■ **Problem to solve**:
Keep the wording of each record exactly the same when you repeat it, and leave out pictures.
____________________
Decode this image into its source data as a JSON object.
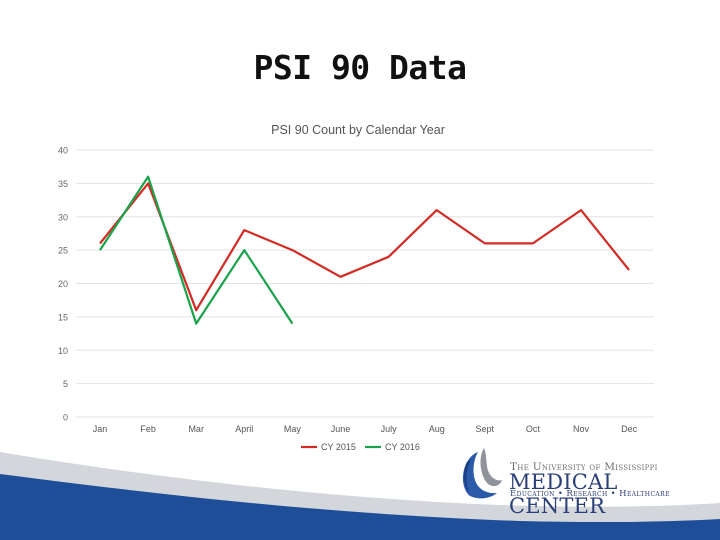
{
  "slide": {
    "title": "PSI 90 Data"
  },
  "chart_data": {
    "type": "line",
    "title": "PSI 90 Count by Calendar Year",
    "xlabel": "",
    "ylabel": "",
    "categories": [
      "Jan",
      "Feb",
      "Mar",
      "April",
      "May",
      "June",
      "July",
      "Aug",
      "Sept",
      "Oct",
      "Nov",
      "Dec"
    ],
    "ylim": [
      0,
      40
    ],
    "yticks": [
      0,
      5,
      10,
      15,
      20,
      25,
      30,
      35,
      40
    ],
    "grid": true,
    "legend_position": "bottom",
    "series": [
      {
        "name": "CY 2015",
        "color": "#d42a24",
        "values": [
          26,
          35,
          16,
          28,
          25,
          21,
          24,
          31,
          26,
          26,
          31,
          22
        ]
      },
      {
        "name": "CY 2016",
        "color": "#19a34a",
        "values": [
          25,
          36,
          14,
          25,
          14,
          null,
          null,
          null,
          null,
          null,
          null,
          null
        ]
      }
    ]
  },
  "logo": {
    "line1": "The University of Mississippi",
    "line2": "MEDICAL CENTER",
    "line3": "Education • Research • Healthcare"
  },
  "colors": {
    "footer_blue": "#1f4e99",
    "footer_gray": "#c9ccd1",
    "logo_blue": "#2a3f78"
  }
}
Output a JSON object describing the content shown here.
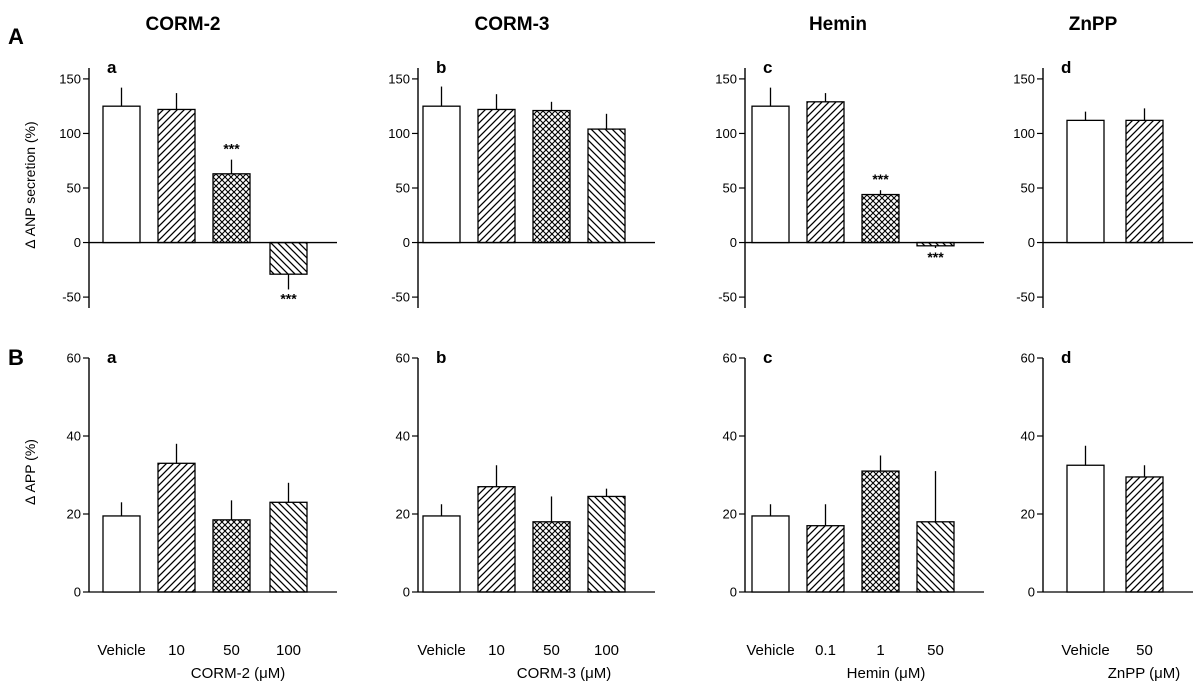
{
  "row_labels": [
    "A",
    "B"
  ],
  "column_titles": [
    "CORM-2",
    "CORM-3",
    "Hemin",
    "ZnPP"
  ],
  "colors": {
    "ink": "#000000",
    "background": "#ffffff"
  },
  "chart_data": [
    {
      "type": "bar",
      "row": "A",
      "panel": "a",
      "title": "CORM-2",
      "categories": [
        "Vehicle",
        "10",
        "50",
        "100"
      ],
      "values": [
        125,
        122,
        63,
        -29
      ],
      "errors": [
        17,
        15,
        13,
        14
      ],
      "patterns": [
        "open",
        "hatch-right",
        "crosshatch",
        "hatch-left"
      ],
      "significance": [
        "",
        "",
        "***",
        "***"
      ],
      "ylabel": "Δ ANP secretion (%)",
      "yticks": [
        -50,
        0,
        50,
        100,
        150
      ],
      "ylim": [
        -60,
        160
      ],
      "xlabel": "CORM-2 (μM)"
    },
    {
      "type": "bar",
      "row": "A",
      "panel": "b",
      "title": "CORM-3",
      "categories": [
        "Vehicle",
        "10",
        "50",
        "100"
      ],
      "values": [
        125,
        122,
        121,
        104
      ],
      "errors": [
        18,
        14,
        8,
        14
      ],
      "patterns": [
        "open",
        "hatch-right",
        "crosshatch",
        "hatch-left"
      ],
      "significance": [
        "",
        "",
        "",
        ""
      ],
      "yticks": [
        -50,
        0,
        50,
        100,
        150
      ],
      "ylim": [
        -60,
        160
      ],
      "xlabel": "CORM-3 (μM)"
    },
    {
      "type": "bar",
      "row": "A",
      "panel": "c",
      "title": "Hemin",
      "categories": [
        "Vehicle",
        "0.1",
        "1",
        "50"
      ],
      "values": [
        125,
        129,
        44,
        -3
      ],
      "errors": [
        17,
        8,
        4,
        2
      ],
      "patterns": [
        "open",
        "hatch-right",
        "crosshatch",
        "hatch-left"
      ],
      "significance": [
        "",
        "",
        "***",
        "***"
      ],
      "yticks": [
        -50,
        0,
        50,
        100,
        150
      ],
      "ylim": [
        -60,
        160
      ],
      "xlabel": "Hemin (μM)"
    },
    {
      "type": "bar",
      "row": "A",
      "panel": "d",
      "title": "ZnPP",
      "categories": [
        "Vehicle",
        "50"
      ],
      "values": [
        112,
        112
      ],
      "errors": [
        8,
        11
      ],
      "patterns": [
        "open",
        "hatch-right"
      ],
      "significance": [
        "",
        ""
      ],
      "yticks": [
        -50,
        0,
        50,
        100,
        150
      ],
      "ylim": [
        -60,
        160
      ],
      "xlabel": "ZnPP (μM)"
    },
    {
      "type": "bar",
      "row": "B",
      "panel": "a",
      "categories": [
        "Vehicle",
        "10",
        "50",
        "100"
      ],
      "values": [
        19.5,
        33,
        18.5,
        23
      ],
      "errors": [
        3.5,
        5,
        5,
        5
      ],
      "patterns": [
        "open",
        "hatch-right",
        "crosshatch",
        "hatch-left"
      ],
      "significance": [
        "",
        "",
        "",
        ""
      ],
      "ylabel": "Δ APP (%)",
      "yticks": [
        0,
        20,
        40,
        60
      ],
      "ylim": [
        0,
        60
      ],
      "xlabel": "CORM-2 (μM)"
    },
    {
      "type": "bar",
      "row": "B",
      "panel": "b",
      "categories": [
        "Vehicle",
        "10",
        "50",
        "100"
      ],
      "values": [
        19.5,
        27,
        18,
        24.5
      ],
      "errors": [
        3,
        5.5,
        6.5,
        2
      ],
      "patterns": [
        "open",
        "hatch-right",
        "crosshatch",
        "hatch-left"
      ],
      "significance": [
        "",
        "",
        "",
        ""
      ],
      "yticks": [
        0,
        20,
        40,
        60
      ],
      "ylim": [
        0,
        60
      ],
      "xlabel": "CORM-3 (μM)"
    },
    {
      "type": "bar",
      "row": "B",
      "panel": "c",
      "categories": [
        "Vehicle",
        "0.1",
        "1",
        "50"
      ],
      "values": [
        19.5,
        17,
        31,
        18
      ],
      "errors": [
        3,
        5.5,
        4,
        13
      ],
      "patterns": [
        "open",
        "hatch-right",
        "crosshatch",
        "hatch-left"
      ],
      "significance": [
        "",
        "",
        "",
        ""
      ],
      "yticks": [
        0,
        20,
        40,
        60
      ],
      "ylim": [
        0,
        60
      ],
      "xlabel": "Hemin (μM)"
    },
    {
      "type": "bar",
      "row": "B",
      "panel": "d",
      "categories": [
        "Vehicle",
        "50"
      ],
      "values": [
        32.5,
        29.5
      ],
      "errors": [
        5,
        3
      ],
      "patterns": [
        "open",
        "hatch-right"
      ],
      "significance": [
        "",
        ""
      ],
      "yticks": [
        0,
        20,
        40,
        60
      ],
      "ylim": [
        0,
        60
      ],
      "xlabel": "ZnPP (μM)"
    }
  ]
}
____________________
■ **Exercise answer**:
Decode this image into its source data as a JSON object.
{
  "slide": {
    "title": "PSI 90 Data"
  },
  "chart_data": {
    "type": "line",
    "title": "PSI 90 Count by Calendar Year",
    "xlabel": "",
    "ylabel": "",
    "categories": [
      "Jan",
      "Feb",
      "Mar",
      "April",
      "May",
      "June",
      "July",
      "Aug",
      "Sept",
      "Oct",
      "Nov",
      "Dec"
    ],
    "ylim": [
      0,
      40
    ],
    "yticks": [
      0,
      5,
      10,
      15,
      20,
      25,
      30,
      35,
      40
    ],
    "grid": true,
    "legend_position": "bottom",
    "series": [
      {
        "name": "CY 2015",
        "color": "#d42a24",
        "values": [
          26,
          35,
          16,
          28,
          25,
          21,
          24,
          31,
          26,
          26,
          31,
          22
        ]
      },
      {
        "name": "CY 2016",
        "color": "#19a34a",
        "values": [
          25,
          36,
          14,
          25,
          14,
          null,
          null,
          null,
          null,
          null,
          null,
          null
        ]
      }
    ]
  },
  "logo": {
    "line1": "The University of Mississippi",
    "line2": "MEDICAL CENTER",
    "line3": "Education • Research • Healthcare"
  },
  "colors": {
    "footer_blue": "#1f4e99",
    "footer_gray": "#c9ccd1",
    "logo_blue": "#2a3f78"
  }
}
Output a JSON object describing the content shown here.
{
  "row_labels": [
    "A",
    "B"
  ],
  "column_titles": [
    "CORM-2",
    "CORM-3",
    "Hemin",
    "ZnPP"
  ],
  "colors": {
    "ink": "#000000",
    "background": "#ffffff"
  },
  "chart_data": [
    {
      "type": "bar",
      "row": "A",
      "panel": "a",
      "title": "CORM-2",
      "categories": [
        "Vehicle",
        "10",
        "50",
        "100"
      ],
      "values": [
        125,
        122,
        63,
        -29
      ],
      "errors": [
        17,
        15,
        13,
        14
      ],
      "patterns": [
        "open",
        "hatch-right",
        "crosshatch",
        "hatch-left"
      ],
      "significance": [
        "",
        "",
        "***",
        "***"
      ],
      "ylabel": "Δ ANP secretion (%)",
      "yticks": [
        -50,
        0,
        50,
        100,
        150
      ],
      "ylim": [
        -60,
        160
      ],
      "xlabel": "CORM-2 (μM)"
    },
    {
      "type": "bar",
      "row": "A",
      "panel": "b",
      "title": "CORM-3",
      "categories": [
        "Vehicle",
        "10",
        "50",
        "100"
      ],
      "values": [
        125,
        122,
        121,
        104
      ],
      "errors": [
        18,
        14,
        8,
        14
      ],
      "patterns": [
        "open",
        "hatch-right",
        "crosshatch",
        "hatch-left"
      ],
      "significance": [
        "",
        "",
        "",
        ""
      ],
      "yticks": [
        -50,
        0,
        50,
        100,
        150
      ],
      "ylim": [
        -60,
        160
      ],
      "xlabel": "CORM-3 (μM)"
    },
    {
      "type": "bar",
      "row": "A",
      "panel": "c",
      "title": "Hemin",
      "categories": [
        "Vehicle",
        "0.1",
        "1",
        "50"
      ],
      "values": [
        125,
        129,
        44,
        -3
      ],
      "errors": [
        17,
        8,
        4,
        2
      ],
      "patterns": [
        "open",
        "hatch-right",
        "crosshatch",
        "hatch-left"
      ],
      "significance": [
        "",
        "",
        "***",
        "***"
      ],
      "yticks": [
        -50,
        0,
        50,
        100,
        150
      ],
      "ylim": [
        -60,
        160
      ],
      "xlabel": "Hemin (μM)"
    },
    {
      "type": "bar",
      "row": "A",
      "panel": "d",
      "title": "ZnPP",
      "categories": [
        "Vehicle",
        "50"
      ],
      "values": [
        112,
        112
      ],
      "errors": [
        8,
        11
      ],
      "patterns": [
        "open",
        "hatch-right"
      ],
      "significance": [
        "",
        ""
      ],
      "yticks": [
        -50,
        0,
        50,
        100,
        150
      ],
      "ylim": [
        -60,
        160
      ],
      "xlabel": "ZnPP (μM)"
    },
    {
      "type": "bar",
      "row": "B",
      "panel": "a",
      "categories": [
        "Vehicle",
        "10",
        "50",
        "100"
      ],
      "values": [
        19.5,
        33,
        18.5,
        23
      ],
      "errors": [
        3.5,
        5,
        5,
        5
      ],
      "patterns": [
        "open",
        "hatch-right",
        "crosshatch",
        "hatch-left"
      ],
      "significance": [
        "",
        "",
        "",
        ""
      ],
      "ylabel": "Δ APP (%)",
      "yticks": [
        0,
        20,
        40,
        60
      ],
      "ylim": [
        0,
        60
      ],
      "xlabel": "CORM-2 (μM)"
    },
    {
      "type": "bar",
      "row": "B",
      "panel": "b",
      "categories": [
        "Vehicle",
        "10",
        "50",
        "100"
      ],
      "values": [
        19.5,
        27,
        18,
        24.5
      ],
      "errors": [
        3,
        5.5,
        6.5,
        2
      ],
      "patterns": [
        "open",
        "hatch-right",
        "crosshatch",
        "hatch-left"
      ],
      "significance": [
        "",
        "",
        "",
        ""
      ],
      "yticks": [
        0,
        20,
        40,
        60
      ],
      "ylim": [
        0,
        60
      ],
      "xlabel": "CORM-3 (μM)"
    },
    {
      "type": "bar",
      "row": "B",
      "panel": "c",
      "categories": [
        "Vehicle",
        "0.1",
        "1",
        "50"
      ],
      "values": [
        19.5,
        17,
        31,
        18
      ],
      "errors": [
        3,
        5.5,
        4,
        13
      ],
      "patterns": [
        "open",
        "hatch-right",
        "crosshatch",
        "hatch-left"
      ],
      "significance": [
        "",
        "",
        "",
        ""
      ],
      "yticks": [
        0,
        20,
        40,
        60
      ],
      "ylim": [
        0,
        60
      ],
      "xlabel": "Hemin (μM)"
    },
    {
      "type": "bar",
      "row": "B",
      "panel": "d",
      "categories": [
        "Vehicle",
        "50"
      ],
      "values": [
        32.5,
        29.5
      ],
      "errors": [
        5,
        3
      ],
      "patterns": [
        "open",
        "hatch-right"
      ],
      "significance": [
        "",
        ""
      ],
      "yticks": [
        0,
        20,
        40,
        60
      ],
      "ylim": [
        0,
        60
      ],
      "xlabel": "ZnPP (μM)"
    }
  ]
}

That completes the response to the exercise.